» DATASET CONTENT
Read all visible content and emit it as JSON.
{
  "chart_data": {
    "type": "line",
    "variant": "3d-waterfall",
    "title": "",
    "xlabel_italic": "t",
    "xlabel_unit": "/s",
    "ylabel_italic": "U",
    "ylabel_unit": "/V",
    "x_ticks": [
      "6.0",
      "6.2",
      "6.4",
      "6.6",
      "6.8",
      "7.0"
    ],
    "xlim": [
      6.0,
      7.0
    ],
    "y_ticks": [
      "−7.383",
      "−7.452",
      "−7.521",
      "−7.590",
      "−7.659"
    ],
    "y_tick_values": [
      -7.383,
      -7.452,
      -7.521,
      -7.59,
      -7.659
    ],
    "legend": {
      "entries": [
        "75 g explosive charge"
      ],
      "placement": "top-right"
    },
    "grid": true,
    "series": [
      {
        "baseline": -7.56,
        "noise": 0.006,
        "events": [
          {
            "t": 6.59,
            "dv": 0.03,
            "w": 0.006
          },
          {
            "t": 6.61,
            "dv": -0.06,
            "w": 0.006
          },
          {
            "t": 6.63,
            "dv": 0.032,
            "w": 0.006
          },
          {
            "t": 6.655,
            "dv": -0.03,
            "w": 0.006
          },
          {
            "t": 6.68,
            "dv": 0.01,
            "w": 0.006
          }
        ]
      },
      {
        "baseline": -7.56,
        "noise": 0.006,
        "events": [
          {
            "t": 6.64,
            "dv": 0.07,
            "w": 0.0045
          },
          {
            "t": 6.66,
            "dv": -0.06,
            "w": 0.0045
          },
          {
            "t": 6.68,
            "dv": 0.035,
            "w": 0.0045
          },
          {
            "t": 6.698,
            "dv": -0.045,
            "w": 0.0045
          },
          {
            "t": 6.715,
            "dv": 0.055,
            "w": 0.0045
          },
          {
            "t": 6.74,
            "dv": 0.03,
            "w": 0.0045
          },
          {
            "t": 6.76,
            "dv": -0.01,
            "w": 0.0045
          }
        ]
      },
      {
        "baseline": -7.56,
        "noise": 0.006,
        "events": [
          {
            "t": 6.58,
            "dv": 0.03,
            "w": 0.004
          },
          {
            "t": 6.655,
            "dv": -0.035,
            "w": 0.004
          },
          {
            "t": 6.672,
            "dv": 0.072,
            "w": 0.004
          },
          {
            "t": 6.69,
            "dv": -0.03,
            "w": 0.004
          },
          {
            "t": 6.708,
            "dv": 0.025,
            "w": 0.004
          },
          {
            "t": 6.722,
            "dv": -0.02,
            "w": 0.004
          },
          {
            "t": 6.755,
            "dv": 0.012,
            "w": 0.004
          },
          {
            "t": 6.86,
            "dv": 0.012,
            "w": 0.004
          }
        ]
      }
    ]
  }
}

» EXERCISE BRIEF
Can you reproduce all the material exactly?

» TASK ANSWER
Read all visible content and emit it as JSON.
{
  "chart_data": {
    "type": "line",
    "variant": "3d-waterfall",
    "title": "",
    "xlabel_italic": "t",
    "xlabel_unit": "/s",
    "ylabel_italic": "U",
    "ylabel_unit": "/V",
    "x_ticks": [
      "6.0",
      "6.2",
      "6.4",
      "6.6",
      "6.8",
      "7.0"
    ],
    "xlim": [
      6.0,
      7.0
    ],
    "y_ticks": [
      "−7.383",
      "−7.452",
      "−7.521",
      "−7.590",
      "−7.659"
    ],
    "y_tick_values": [
      -7.383,
      -7.452,
      -7.521,
      -7.59,
      -7.659
    ],
    "legend": {
      "entries": [
        "75 g explosive charge"
      ],
      "placement": "top-right"
    },
    "grid": true,
    "series": [
      {
        "baseline": -7.56,
        "noise": 0.006,
        "events": [
          {
            "t": 6.59,
            "dv": 0.03,
            "w": 0.006
          },
          {
            "t": 6.61,
            "dv": -0.06,
            "w": 0.006
          },
          {
            "t": 6.63,
            "dv": 0.032,
            "w": 0.006
          },
          {
            "t": 6.655,
            "dv": -0.03,
            "w": 0.006
          },
          {
            "t": 6.68,
            "dv": 0.01,
            "w": 0.006
          }
        ]
      },
      {
        "baseline": -7.56,
        "noise": 0.006,
        "events": [
          {
            "t": 6.64,
            "dv": 0.07,
            "w": 0.0045
          },
          {
            "t": 6.66,
            "dv": -0.06,
            "w": 0.0045
          },
          {
            "t": 6.68,
            "dv": 0.035,
            "w": 0.0045
          },
          {
            "t": 6.698,
            "dv": -0.045,
            "w": 0.0045
          },
          {
            "t": 6.715,
            "dv": 0.055,
            "w": 0.0045
          },
          {
            "t": 6.74,
            "dv": 0.03,
            "w": 0.0045
          },
          {
            "t": 6.76,
            "dv": -0.01,
            "w": 0.0045
          }
        ]
      },
      {
        "baseline": -7.56,
        "noise": 0.006,
        "events": [
          {
            "t": 6.58,
            "dv": 0.03,
            "w": 0.004
          },
          {
            "t": 6.655,
            "dv": -0.035,
            "w": 0.004
          },
          {
            "t": 6.672,
            "dv": 0.072,
            "w": 0.004
          },
          {
            "t": 6.69,
            "dv": -0.03,
            "w": 0.004
          },
          {
            "t": 6.708,
            "dv": 0.025,
            "w": 0.004
          },
          {
            "t": 6.722,
            "dv": -0.02,
            "w": 0.004
          },
          {
            "t": 6.755,
            "dv": 0.012,
            "w": 0.004
          },
          {
            "t": 6.86,
            "dv": 0.012,
            "w": 0.004
          }
        ]
      }
    ]
  }
}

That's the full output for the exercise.